INFORMATION SUPPLIED:
══════

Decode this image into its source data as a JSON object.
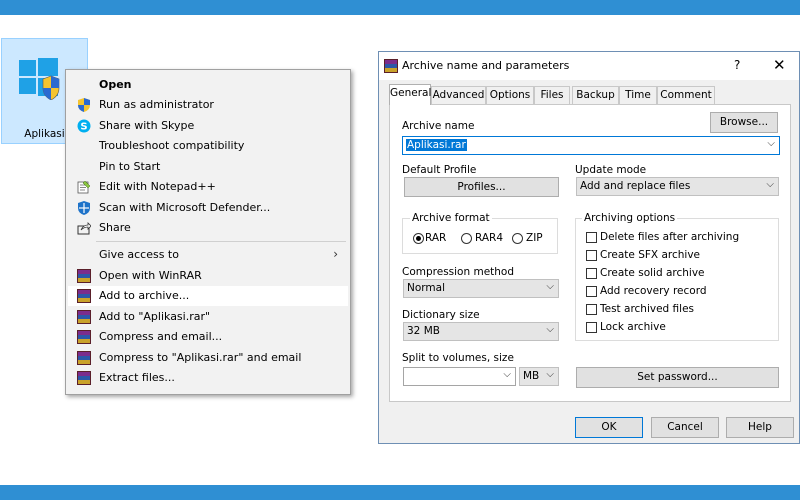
{
  "desktop": {
    "icon_label": "Aplikasi"
  },
  "context_menu": {
    "items": [
      {
        "label": "Open",
        "bold": true
      },
      {
        "label": "Run as administrator"
      },
      {
        "label": "Share with Skype"
      },
      {
        "label": "Troubleshoot compatibility"
      },
      {
        "label": "Pin to Start"
      },
      {
        "label": "Edit with Notepad++"
      },
      {
        "label": "Scan with Microsoft Defender..."
      },
      {
        "label": "Share"
      },
      {
        "label": "Give access to"
      },
      {
        "label": "Open with WinRAR"
      },
      {
        "label": "Add to archive..."
      },
      {
        "label": "Add to \"Aplikasi.rar\""
      },
      {
        "label": "Compress and email..."
      },
      {
        "label": "Compress to \"Aplikasi.rar\" and email"
      },
      {
        "label": "Extract files..."
      }
    ]
  },
  "dialog": {
    "title": "Archive name and parameters",
    "help": "?",
    "close": "✕",
    "tabs": [
      "General",
      "Advanced",
      "Options",
      "Files",
      "Backup",
      "Time",
      "Comment"
    ],
    "archive_name_label": "Archive name",
    "archive_name_value": "Aplikasi.rar",
    "browse_label": "Browse...",
    "default_profile_label": "Default Profile",
    "profiles_button": "Profiles...",
    "update_mode_label": "Update mode",
    "update_mode_value": "Add and replace files",
    "archive_format_label": "Archive format",
    "formats": [
      "RAR",
      "RAR4",
      "ZIP"
    ],
    "compression_label": "Compression method",
    "compression_value": "Normal",
    "dictionary_label": "Dictionary size",
    "dictionary_value": "32 MB",
    "split_label": "Split to volumes, size",
    "split_value": "",
    "split_unit": "MB",
    "archiving_options_label": "Archiving options",
    "options": [
      "Delete files after archiving",
      "Create SFX archive",
      "Create solid archive",
      "Add recovery record",
      "Test archived files",
      "Lock archive"
    ],
    "set_password": "Set password...",
    "ok": "OK",
    "cancel": "Cancel",
    "help_button": "Help"
  }
}
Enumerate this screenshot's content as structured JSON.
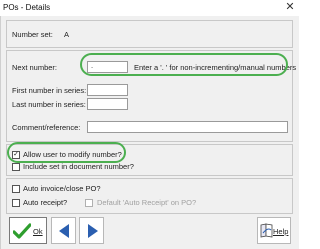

══════

REQUIREMENTS: Restate the whole listing above exactly, except for its images.

EXERCISE SOLUTION:
Decode this image into its source data as a JSON object.
{
  "desktop": {
    "icon_label": "Aplikasi"
  },
  "context_menu": {
    "items": [
      {
        "label": "Open",
        "bold": true
      },
      {
        "label": "Run as administrator"
      },
      {
        "label": "Share with Skype"
      },
      {
        "label": "Troubleshoot compatibility"
      },
      {
        "label": "Pin to Start"
      },
      {
        "label": "Edit with Notepad++"
      },
      {
        "label": "Scan with Microsoft Defender..."
      },
      {
        "label": "Share"
      },
      {
        "label": "Give access to"
      },
      {
        "label": "Open with WinRAR"
      },
      {
        "label": "Add to archive..."
      },
      {
        "label": "Add to \"Aplikasi.rar\""
      },
      {
        "label": "Compress and email..."
      },
      {
        "label": "Compress to \"Aplikasi.rar\" and email"
      },
      {
        "label": "Extract files..."
      }
    ]
  },
  "dialog": {
    "title": "Archive name and parameters",
    "help": "?",
    "close": "✕",
    "tabs": [
      "General",
      "Advanced",
      "Options",
      "Files",
      "Backup",
      "Time",
      "Comment"
    ],
    "archive_name_label": "Archive name",
    "archive_name_value": "Aplikasi.rar",
    "browse_label": "Browse...",
    "default_profile_label": "Default Profile",
    "profiles_button": "Profiles...",
    "update_mode_label": "Update mode",
    "update_mode_value": "Add and replace files",
    "archive_format_label": "Archive format",
    "formats": [
      "RAR",
      "RAR4",
      "ZIP"
    ],
    "compression_label": "Compression method",
    "compression_value": "Normal",
    "dictionary_label": "Dictionary size",
    "dictionary_value": "32 MB",
    "split_label": "Split to volumes, size",
    "split_value": "",
    "split_unit": "MB",
    "archiving_options_label": "Archiving options",
    "options": [
      "Delete files after archiving",
      "Create SFX archive",
      "Create solid archive",
      "Add recovery record",
      "Test archived files",
      "Lock archive"
    ],
    "set_password": "Set password...",
    "ok": "OK",
    "cancel": "Cancel",
    "help_button": "Help"
  }
}
Enumerate this screenshot's content as structured JSON.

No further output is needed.